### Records
* Begin *
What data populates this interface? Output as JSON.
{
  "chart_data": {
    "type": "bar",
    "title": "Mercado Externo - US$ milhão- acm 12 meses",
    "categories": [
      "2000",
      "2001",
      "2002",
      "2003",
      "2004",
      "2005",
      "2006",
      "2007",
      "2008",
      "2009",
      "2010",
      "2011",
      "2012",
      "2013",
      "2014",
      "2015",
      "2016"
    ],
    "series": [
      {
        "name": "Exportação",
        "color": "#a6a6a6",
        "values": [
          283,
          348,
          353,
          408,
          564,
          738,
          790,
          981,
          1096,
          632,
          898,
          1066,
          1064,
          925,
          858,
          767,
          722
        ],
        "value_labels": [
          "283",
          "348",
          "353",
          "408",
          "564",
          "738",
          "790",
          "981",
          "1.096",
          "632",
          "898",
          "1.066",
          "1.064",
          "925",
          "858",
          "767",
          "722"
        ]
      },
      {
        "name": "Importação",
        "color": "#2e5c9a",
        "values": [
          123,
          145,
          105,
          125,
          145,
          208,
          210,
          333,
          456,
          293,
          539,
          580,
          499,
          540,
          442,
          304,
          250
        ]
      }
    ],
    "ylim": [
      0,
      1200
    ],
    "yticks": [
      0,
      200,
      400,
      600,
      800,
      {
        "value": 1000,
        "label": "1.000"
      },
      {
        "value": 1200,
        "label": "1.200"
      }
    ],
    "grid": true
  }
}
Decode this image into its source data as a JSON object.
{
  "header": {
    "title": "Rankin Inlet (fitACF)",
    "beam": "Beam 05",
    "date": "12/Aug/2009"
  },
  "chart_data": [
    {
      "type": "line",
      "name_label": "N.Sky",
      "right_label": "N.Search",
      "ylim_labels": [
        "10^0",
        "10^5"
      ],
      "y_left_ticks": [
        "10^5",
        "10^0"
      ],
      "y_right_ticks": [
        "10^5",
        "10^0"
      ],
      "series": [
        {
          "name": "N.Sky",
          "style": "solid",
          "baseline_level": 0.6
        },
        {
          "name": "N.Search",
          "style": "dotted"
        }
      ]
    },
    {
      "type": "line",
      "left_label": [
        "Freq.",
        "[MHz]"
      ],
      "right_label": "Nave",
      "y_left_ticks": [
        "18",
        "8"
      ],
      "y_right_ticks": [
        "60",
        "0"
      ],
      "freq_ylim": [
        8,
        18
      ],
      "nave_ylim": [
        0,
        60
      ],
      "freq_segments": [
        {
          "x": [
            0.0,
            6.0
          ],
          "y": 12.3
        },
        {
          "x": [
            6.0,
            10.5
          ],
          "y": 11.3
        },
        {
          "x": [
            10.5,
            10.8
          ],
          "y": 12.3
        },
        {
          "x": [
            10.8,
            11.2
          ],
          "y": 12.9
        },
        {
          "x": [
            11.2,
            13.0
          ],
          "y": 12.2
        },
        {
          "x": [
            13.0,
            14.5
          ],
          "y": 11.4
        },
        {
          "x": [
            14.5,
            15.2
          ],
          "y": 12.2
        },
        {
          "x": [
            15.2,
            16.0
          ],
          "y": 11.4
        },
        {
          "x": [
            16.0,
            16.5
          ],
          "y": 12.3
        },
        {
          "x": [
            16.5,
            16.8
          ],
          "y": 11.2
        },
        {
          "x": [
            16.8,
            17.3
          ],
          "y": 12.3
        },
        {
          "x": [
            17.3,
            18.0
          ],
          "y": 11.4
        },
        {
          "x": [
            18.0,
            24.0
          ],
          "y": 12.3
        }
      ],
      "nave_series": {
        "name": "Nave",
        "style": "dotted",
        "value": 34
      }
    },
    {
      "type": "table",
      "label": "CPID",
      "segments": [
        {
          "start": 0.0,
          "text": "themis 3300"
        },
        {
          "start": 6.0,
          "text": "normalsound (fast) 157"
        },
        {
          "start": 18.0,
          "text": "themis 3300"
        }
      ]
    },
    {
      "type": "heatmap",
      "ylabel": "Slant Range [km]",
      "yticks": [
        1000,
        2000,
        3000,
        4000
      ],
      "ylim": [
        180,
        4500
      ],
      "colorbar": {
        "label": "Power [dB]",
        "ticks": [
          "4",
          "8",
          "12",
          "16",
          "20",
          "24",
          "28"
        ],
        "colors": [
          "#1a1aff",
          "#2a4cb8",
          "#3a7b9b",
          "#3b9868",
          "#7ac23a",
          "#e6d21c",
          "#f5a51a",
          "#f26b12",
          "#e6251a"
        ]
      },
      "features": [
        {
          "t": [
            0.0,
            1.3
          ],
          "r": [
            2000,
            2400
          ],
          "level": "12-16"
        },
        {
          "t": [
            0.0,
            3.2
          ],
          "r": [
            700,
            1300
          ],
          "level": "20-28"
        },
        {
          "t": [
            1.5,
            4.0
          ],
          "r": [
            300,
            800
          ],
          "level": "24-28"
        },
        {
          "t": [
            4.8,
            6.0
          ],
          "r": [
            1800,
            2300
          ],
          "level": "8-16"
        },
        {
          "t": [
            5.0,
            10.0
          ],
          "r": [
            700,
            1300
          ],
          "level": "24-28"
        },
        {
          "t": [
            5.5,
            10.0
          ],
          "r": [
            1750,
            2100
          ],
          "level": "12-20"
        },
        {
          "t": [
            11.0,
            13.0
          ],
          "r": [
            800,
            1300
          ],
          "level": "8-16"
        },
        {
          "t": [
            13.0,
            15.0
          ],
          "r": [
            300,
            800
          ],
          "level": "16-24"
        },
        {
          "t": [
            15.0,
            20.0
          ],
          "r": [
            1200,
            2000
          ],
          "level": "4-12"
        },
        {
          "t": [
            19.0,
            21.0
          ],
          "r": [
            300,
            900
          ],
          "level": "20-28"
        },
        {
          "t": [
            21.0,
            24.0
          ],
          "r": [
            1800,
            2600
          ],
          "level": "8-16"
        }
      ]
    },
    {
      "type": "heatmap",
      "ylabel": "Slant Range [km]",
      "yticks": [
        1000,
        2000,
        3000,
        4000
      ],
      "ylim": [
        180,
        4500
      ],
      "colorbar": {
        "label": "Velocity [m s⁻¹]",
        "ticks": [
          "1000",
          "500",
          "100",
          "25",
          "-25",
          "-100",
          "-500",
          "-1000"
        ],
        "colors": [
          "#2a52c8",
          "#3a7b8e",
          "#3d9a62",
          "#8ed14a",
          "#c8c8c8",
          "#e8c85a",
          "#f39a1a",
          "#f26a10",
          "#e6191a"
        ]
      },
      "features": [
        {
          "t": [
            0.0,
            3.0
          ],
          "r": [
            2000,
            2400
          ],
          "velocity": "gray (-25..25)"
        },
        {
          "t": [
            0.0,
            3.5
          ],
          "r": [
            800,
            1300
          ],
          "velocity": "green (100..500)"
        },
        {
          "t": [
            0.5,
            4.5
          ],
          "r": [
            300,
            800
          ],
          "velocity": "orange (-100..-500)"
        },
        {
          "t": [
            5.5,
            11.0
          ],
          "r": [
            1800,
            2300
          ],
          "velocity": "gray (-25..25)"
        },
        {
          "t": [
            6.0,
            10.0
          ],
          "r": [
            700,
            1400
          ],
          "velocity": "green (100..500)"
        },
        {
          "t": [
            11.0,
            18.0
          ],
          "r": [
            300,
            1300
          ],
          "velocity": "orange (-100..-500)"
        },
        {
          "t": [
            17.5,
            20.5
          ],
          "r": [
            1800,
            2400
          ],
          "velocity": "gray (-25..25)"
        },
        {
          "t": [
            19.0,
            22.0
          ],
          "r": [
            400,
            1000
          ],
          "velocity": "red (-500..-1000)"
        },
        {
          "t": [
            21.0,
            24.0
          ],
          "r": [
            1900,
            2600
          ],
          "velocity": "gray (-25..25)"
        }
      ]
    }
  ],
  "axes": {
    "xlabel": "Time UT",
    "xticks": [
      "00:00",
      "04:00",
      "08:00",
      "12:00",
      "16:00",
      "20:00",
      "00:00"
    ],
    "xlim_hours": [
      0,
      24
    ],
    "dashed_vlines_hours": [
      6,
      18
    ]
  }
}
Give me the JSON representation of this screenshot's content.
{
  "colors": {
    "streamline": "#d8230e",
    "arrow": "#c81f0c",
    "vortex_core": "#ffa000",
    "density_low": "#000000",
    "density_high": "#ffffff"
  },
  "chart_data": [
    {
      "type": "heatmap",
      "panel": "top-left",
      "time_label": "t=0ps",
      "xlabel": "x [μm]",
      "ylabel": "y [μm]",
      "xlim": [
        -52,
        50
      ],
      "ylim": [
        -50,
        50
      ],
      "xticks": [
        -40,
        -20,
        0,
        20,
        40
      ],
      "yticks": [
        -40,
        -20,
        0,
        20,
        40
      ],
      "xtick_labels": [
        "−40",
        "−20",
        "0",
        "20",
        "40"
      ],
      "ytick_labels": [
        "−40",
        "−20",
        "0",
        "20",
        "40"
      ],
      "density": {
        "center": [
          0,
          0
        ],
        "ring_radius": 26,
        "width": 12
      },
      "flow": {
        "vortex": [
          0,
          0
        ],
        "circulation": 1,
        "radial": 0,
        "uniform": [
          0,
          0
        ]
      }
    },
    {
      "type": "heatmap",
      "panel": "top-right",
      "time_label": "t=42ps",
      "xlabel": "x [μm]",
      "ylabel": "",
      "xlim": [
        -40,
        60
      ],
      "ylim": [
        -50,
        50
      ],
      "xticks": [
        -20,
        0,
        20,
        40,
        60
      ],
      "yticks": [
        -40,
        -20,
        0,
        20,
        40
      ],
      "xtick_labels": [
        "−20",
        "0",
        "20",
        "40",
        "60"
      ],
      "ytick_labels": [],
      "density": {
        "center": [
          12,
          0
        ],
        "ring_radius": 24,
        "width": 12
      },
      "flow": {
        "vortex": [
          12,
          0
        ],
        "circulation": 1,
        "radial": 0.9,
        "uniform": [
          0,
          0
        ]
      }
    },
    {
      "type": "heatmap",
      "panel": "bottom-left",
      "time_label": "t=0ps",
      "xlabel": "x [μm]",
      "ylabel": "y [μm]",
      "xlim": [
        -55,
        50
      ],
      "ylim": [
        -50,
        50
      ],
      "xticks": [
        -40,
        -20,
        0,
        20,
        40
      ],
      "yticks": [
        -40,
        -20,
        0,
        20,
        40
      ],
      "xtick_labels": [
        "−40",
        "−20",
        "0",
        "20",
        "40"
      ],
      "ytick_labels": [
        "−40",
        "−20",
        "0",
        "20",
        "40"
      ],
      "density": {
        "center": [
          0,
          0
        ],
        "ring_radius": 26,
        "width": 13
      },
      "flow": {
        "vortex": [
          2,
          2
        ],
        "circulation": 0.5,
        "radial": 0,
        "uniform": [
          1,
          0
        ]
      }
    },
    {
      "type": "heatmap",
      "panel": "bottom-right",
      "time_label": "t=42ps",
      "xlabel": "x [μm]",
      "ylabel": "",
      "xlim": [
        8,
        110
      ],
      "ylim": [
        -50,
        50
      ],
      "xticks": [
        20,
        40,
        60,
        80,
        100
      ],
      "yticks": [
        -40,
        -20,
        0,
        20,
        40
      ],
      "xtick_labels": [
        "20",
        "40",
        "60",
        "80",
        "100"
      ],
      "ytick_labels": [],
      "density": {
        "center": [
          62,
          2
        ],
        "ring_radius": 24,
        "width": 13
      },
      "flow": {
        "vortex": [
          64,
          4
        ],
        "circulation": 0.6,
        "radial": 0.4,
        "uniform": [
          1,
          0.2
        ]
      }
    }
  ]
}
* End *
Compute the number of lines above that contain the string "title". Reply with that value only.

### COMPLETE RESPONSE
2